● SET TASK
Output every record below exactly as it appears.

## BEGIN INPUT ROWS

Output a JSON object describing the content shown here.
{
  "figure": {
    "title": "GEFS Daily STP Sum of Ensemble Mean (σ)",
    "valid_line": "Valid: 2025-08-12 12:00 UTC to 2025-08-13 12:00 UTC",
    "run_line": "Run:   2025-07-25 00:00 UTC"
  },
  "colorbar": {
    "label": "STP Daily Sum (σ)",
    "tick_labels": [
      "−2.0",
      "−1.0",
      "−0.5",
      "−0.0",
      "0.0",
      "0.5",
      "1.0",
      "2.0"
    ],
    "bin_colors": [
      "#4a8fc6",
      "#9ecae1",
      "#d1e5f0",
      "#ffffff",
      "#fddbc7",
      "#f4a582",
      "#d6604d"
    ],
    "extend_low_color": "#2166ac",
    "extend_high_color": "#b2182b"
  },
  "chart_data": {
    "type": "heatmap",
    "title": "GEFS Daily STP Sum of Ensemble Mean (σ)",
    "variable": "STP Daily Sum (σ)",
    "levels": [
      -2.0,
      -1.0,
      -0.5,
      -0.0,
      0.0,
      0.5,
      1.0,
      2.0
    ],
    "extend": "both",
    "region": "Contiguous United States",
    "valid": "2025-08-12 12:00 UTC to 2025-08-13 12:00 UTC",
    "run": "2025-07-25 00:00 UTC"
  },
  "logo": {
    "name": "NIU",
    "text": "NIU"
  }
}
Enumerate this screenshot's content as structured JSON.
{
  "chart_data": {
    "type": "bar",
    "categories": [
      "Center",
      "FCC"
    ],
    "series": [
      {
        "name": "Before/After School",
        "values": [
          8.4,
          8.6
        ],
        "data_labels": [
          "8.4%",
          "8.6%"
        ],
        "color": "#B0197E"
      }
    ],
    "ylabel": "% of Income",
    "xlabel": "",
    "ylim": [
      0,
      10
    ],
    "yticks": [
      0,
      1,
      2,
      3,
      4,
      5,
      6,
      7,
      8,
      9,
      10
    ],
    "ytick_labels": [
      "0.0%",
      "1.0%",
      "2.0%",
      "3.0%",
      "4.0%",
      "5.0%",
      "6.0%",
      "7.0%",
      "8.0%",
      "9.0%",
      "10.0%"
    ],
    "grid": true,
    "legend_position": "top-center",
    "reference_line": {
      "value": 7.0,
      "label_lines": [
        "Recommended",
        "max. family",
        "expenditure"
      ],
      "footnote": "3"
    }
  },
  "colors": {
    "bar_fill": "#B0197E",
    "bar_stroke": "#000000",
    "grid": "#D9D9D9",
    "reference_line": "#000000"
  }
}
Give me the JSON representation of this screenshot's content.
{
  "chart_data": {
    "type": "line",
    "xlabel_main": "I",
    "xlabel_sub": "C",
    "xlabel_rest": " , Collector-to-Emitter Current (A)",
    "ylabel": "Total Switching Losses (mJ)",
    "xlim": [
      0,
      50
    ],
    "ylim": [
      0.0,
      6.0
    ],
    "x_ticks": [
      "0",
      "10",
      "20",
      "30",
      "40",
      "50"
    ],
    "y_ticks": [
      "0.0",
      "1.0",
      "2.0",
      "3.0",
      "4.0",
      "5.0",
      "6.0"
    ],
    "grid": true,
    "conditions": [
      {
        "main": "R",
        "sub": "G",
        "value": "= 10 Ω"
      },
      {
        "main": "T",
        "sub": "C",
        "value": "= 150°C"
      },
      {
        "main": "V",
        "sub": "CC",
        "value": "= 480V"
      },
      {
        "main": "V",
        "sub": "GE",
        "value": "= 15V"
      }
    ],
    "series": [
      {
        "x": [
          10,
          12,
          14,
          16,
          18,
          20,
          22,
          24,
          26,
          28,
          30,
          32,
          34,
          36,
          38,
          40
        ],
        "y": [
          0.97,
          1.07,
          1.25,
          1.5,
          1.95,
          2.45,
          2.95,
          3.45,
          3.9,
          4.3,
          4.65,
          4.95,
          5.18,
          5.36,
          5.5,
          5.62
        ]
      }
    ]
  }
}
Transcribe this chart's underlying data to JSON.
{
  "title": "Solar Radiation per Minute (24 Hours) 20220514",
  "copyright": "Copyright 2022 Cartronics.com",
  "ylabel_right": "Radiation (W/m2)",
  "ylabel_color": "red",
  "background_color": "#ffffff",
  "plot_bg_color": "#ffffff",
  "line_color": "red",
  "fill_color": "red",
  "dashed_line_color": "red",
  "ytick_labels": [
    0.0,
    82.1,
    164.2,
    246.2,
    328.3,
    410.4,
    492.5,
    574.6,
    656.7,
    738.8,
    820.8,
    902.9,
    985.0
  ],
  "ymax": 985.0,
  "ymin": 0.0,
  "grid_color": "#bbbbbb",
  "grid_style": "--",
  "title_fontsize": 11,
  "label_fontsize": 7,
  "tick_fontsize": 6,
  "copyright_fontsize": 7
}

## END INPUT ROWS

● SOLUTION
Output a JSON object describing the content shown here.
{
  "figure": {
    "title": "GEFS Daily STP Sum of Ensemble Mean (σ)",
    "valid_line": "Valid: 2025-08-12 12:00 UTC to 2025-08-13 12:00 UTC",
    "run_line": "Run:   2025-07-25 00:00 UTC"
  },
  "colorbar": {
    "label": "STP Daily Sum (σ)",
    "tick_labels": [
      "−2.0",
      "−1.0",
      "−0.5",
      "−0.0",
      "0.0",
      "0.5",
      "1.0",
      "2.0"
    ],
    "bin_colors": [
      "#4a8fc6",
      "#9ecae1",
      "#d1e5f0",
      "#ffffff",
      "#fddbc7",
      "#f4a582",
      "#d6604d"
    ],
    "extend_low_color": "#2166ac",
    "extend_high_color": "#b2182b"
  },
  "chart_data": {
    "type": "heatmap",
    "title": "GEFS Daily STP Sum of Ensemble Mean (σ)",
    "variable": "STP Daily Sum (σ)",
    "levels": [
      -2.0,
      -1.0,
      -0.5,
      -0.0,
      0.0,
      0.5,
      1.0,
      2.0
    ],
    "extend": "both",
    "region": "Contiguous United States",
    "valid": "2025-08-12 12:00 UTC to 2025-08-13 12:00 UTC",
    "run": "2025-07-25 00:00 UTC"
  },
  "logo": {
    "name": "NIU",
    "text": "NIU"
  }
}
Enumerate this screenshot's content as structured JSON.
{
  "chart_data": {
    "type": "bar",
    "categories": [
      "Center",
      "FCC"
    ],
    "series": [
      {
        "name": "Before/After School",
        "values": [
          8.4,
          8.6
        ],
        "data_labels": [
          "8.4%",
          "8.6%"
        ],
        "color": "#B0197E"
      }
    ],
    "ylabel": "% of Income",
    "xlabel": "",
    "ylim": [
      0,
      10
    ],
    "yticks": [
      0,
      1,
      2,
      3,
      4,
      5,
      6,
      7,
      8,
      9,
      10
    ],
    "ytick_labels": [
      "0.0%",
      "1.0%",
      "2.0%",
      "3.0%",
      "4.0%",
      "5.0%",
      "6.0%",
      "7.0%",
      "8.0%",
      "9.0%",
      "10.0%"
    ],
    "grid": true,
    "legend_position": "top-center",
    "reference_line": {
      "value": 7.0,
      "label_lines": [
        "Recommended",
        "max. family",
        "expenditure"
      ],
      "footnote": "3"
    }
  },
  "colors": {
    "bar_fill": "#B0197E",
    "bar_stroke": "#000000",
    "grid": "#D9D9D9",
    "reference_line": "#000000"
  }
}
Give me the JSON representation of this screenshot's content.
{
  "chart_data": {
    "type": "line",
    "xlabel_main": "I",
    "xlabel_sub": "C",
    "xlabel_rest": " , Collector-to-Emitter Current (A)",
    "ylabel": "Total Switching Losses (mJ)",
    "xlim": [
      0,
      50
    ],
    "ylim": [
      0.0,
      6.0
    ],
    "x_ticks": [
      "0",
      "10",
      "20",
      "30",
      "40",
      "50"
    ],
    "y_ticks": [
      "0.0",
      "1.0",
      "2.0",
      "3.0",
      "4.0",
      "5.0",
      "6.0"
    ],
    "grid": true,
    "conditions": [
      {
        "main": "R",
        "sub": "G",
        "value": "= 10 Ω"
      },
      {
        "main": "T",
        "sub": "C",
        "value": "= 150°C"
      },
      {
        "main": "V",
        "sub": "CC",
        "value": "= 480V"
      },
      {
        "main": "V",
        "sub": "GE",
        "value": "= 15V"
      }
    ],
    "series": [
      {
        "x": [
          10,
          12,
          14,
          16,
          18,
          20,
          22,
          24,
          26,
          28,
          30,
          32,
          34,
          36,
          38,
          40
        ],
        "y": [
          0.97,
          1.07,
          1.25,
          1.5,
          1.95,
          2.45,
          2.95,
          3.45,
          3.9,
          4.3,
          4.65,
          4.95,
          5.18,
          5.36,
          5.5,
          5.62
        ]
      }
    ]
  }
}
Transcribe this chart's underlying data to JSON.
{
  "title": "Solar Radiation per Minute (24 Hours) 20220514",
  "copyright": "Copyright 2022 Cartronics.com",
  "ylabel_right": "Radiation (W/m2)",
  "ylabel_color": "red",
  "background_color": "#ffffff",
  "plot_bg_color": "#ffffff",
  "line_color": "red",
  "fill_color": "red",
  "dashed_line_color": "red",
  "ytick_labels": [
    0.0,
    82.1,
    164.2,
    246.2,
    328.3,
    410.4,
    492.5,
    574.6,
    656.7,
    738.8,
    820.8,
    902.9,
    985.0
  ],
  "ymax": 985.0,
  "ymin": 0.0,
  "grid_color": "#bbbbbb",
  "grid_style": "--",
  "title_fontsize": 11,
  "label_fontsize": 7,
  "tick_fontsize": 6,
  "copyright_fontsize": 7
}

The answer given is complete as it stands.